## Dataset listings of figures
────────────────────

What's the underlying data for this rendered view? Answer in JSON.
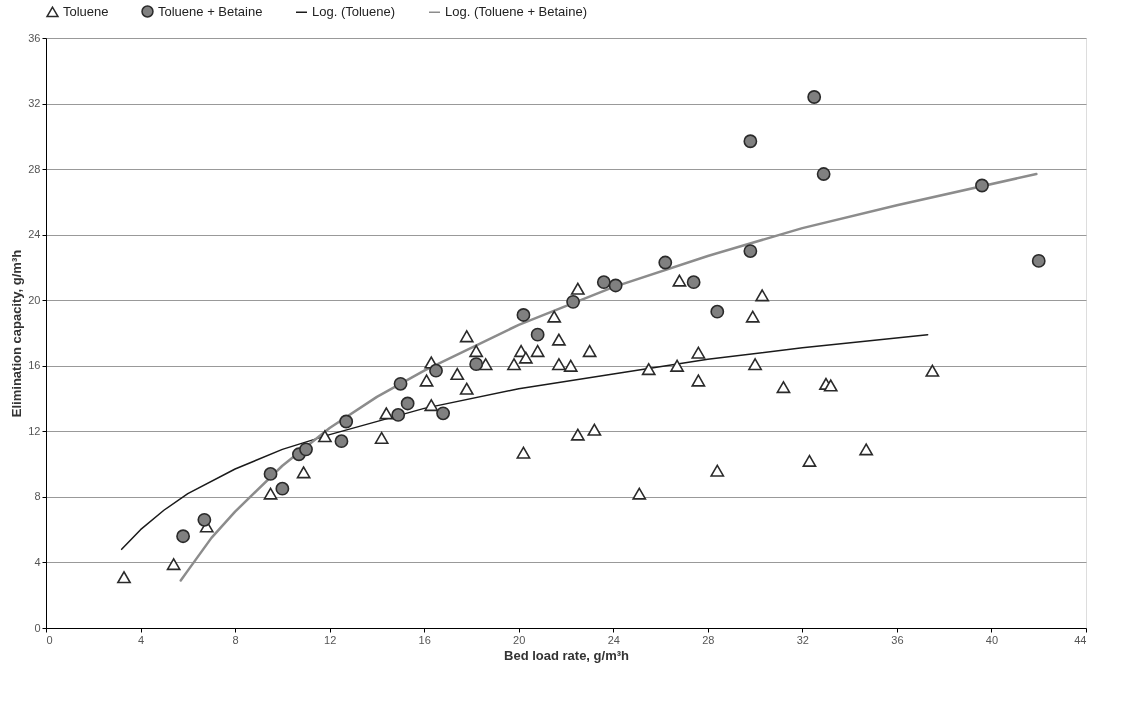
{
  "chart_data": {
    "type": "scatter",
    "xlabel": "Bed load rate, g/m³h",
    "ylabel": "Elimination capacity, g/m³h",
    "xlim": [
      0,
      44
    ],
    "xticks": [
      0,
      4,
      8,
      12,
      16,
      20,
      24,
      28,
      32,
      36,
      40,
      44
    ],
    "ylim": [
      0,
      36
    ],
    "yticks": [
      0,
      4,
      8,
      12,
      16,
      20,
      24,
      28,
      32,
      36
    ],
    "grid": "y",
    "legend": "top",
    "series": [
      {
        "name": "Toluene",
        "marker": "triangle",
        "color": "#ffffff",
        "x": [
          3.3,
          5.4,
          6.8,
          9.5,
          10.9,
          11.8,
          14.2,
          14.4,
          16.1,
          16.3,
          16.3,
          17.4,
          17.8,
          17.8,
          18.2,
          18.6,
          19.8,
          20.1,
          20.3,
          20.8,
          20.2,
          21.5,
          21.7,
          21.7,
          22.2,
          22.5,
          22.5,
          23.0,
          23.2,
          25.1,
          25.5,
          26.7,
          26.8,
          27.6,
          27.6,
          28.4,
          29.9,
          30.0,
          30.3,
          31.2,
          32.3,
          33.0,
          33.2,
          34.7,
          37.5
        ],
        "values": [
          3.1,
          3.9,
          6.2,
          8.2,
          9.5,
          11.7,
          11.6,
          13.1,
          15.1,
          16.2,
          13.6,
          15.5,
          17.8,
          14.6,
          16.9,
          16.1,
          16.1,
          16.9,
          16.5,
          16.9,
          10.7,
          19.0,
          17.6,
          16.1,
          16.0,
          20.7,
          11.8,
          16.9,
          12.1,
          8.2,
          15.8,
          16.0,
          21.2,
          16.8,
          15.1,
          9.6,
          19.0,
          16.1,
          20.3,
          14.7,
          10.2,
          14.9,
          14.8,
          10.9,
          15.7
        ]
      },
      {
        "name": "Toluene + Betaine",
        "marker": "circle",
        "color": "#808080",
        "x": [
          5.8,
          6.7,
          9.5,
          10.0,
          10.7,
          11.0,
          12.5,
          12.7,
          14.9,
          15.3,
          15.0,
          16.5,
          16.8,
          18.2,
          20.2,
          20.8,
          22.3,
          23.6,
          24.1,
          26.2,
          27.4,
          28.4,
          29.8,
          29.8,
          32.5,
          32.9,
          39.6,
          42.0
        ],
        "values": [
          5.6,
          6.6,
          9.4,
          8.5,
          10.6,
          10.9,
          11.4,
          12.6,
          13.0,
          13.7,
          14.9,
          15.7,
          13.1,
          16.1,
          19.1,
          17.9,
          19.9,
          21.1,
          20.9,
          22.3,
          21.1,
          19.3,
          23.0,
          29.7,
          32.4,
          27.7,
          27.0,
          22.4
        ]
      },
      {
        "name": "Log. (Toluene)",
        "type": "line",
        "marker": "none",
        "line_style": "solid",
        "color": "#1a1a1a",
        "x": [
          3.2,
          4,
          5,
          6,
          8,
          10,
          12,
          16,
          20,
          24,
          28,
          32,
          37.3
        ],
        "values": [
          4.8,
          6.0,
          7.2,
          8.2,
          9.7,
          10.9,
          11.8,
          13.4,
          14.6,
          15.5,
          16.4,
          17.1,
          17.9
        ]
      },
      {
        "name": "Log. (Toluene + Betaine)",
        "type": "line",
        "marker": "none",
        "line_style": "solid",
        "color": "#8c8c8c",
        "x": [
          5.7,
          6,
          7,
          8,
          10,
          12,
          14,
          16,
          20,
          24,
          28,
          32,
          36,
          41.9
        ],
        "values": [
          2.9,
          3.5,
          5.5,
          7.1,
          9.9,
          12.2,
          14.1,
          15.7,
          18.5,
          20.8,
          22.7,
          24.4,
          25.8,
          27.7
        ]
      }
    ]
  }
}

────────────────────

## Set exercise
Your task is to collect every line above that contains the word "color".

## Result of this exercise
        "color": "#ffffff",
        "color": "#808080",
        "color": "#1a1a1a",
        "color": "#8c8c8c",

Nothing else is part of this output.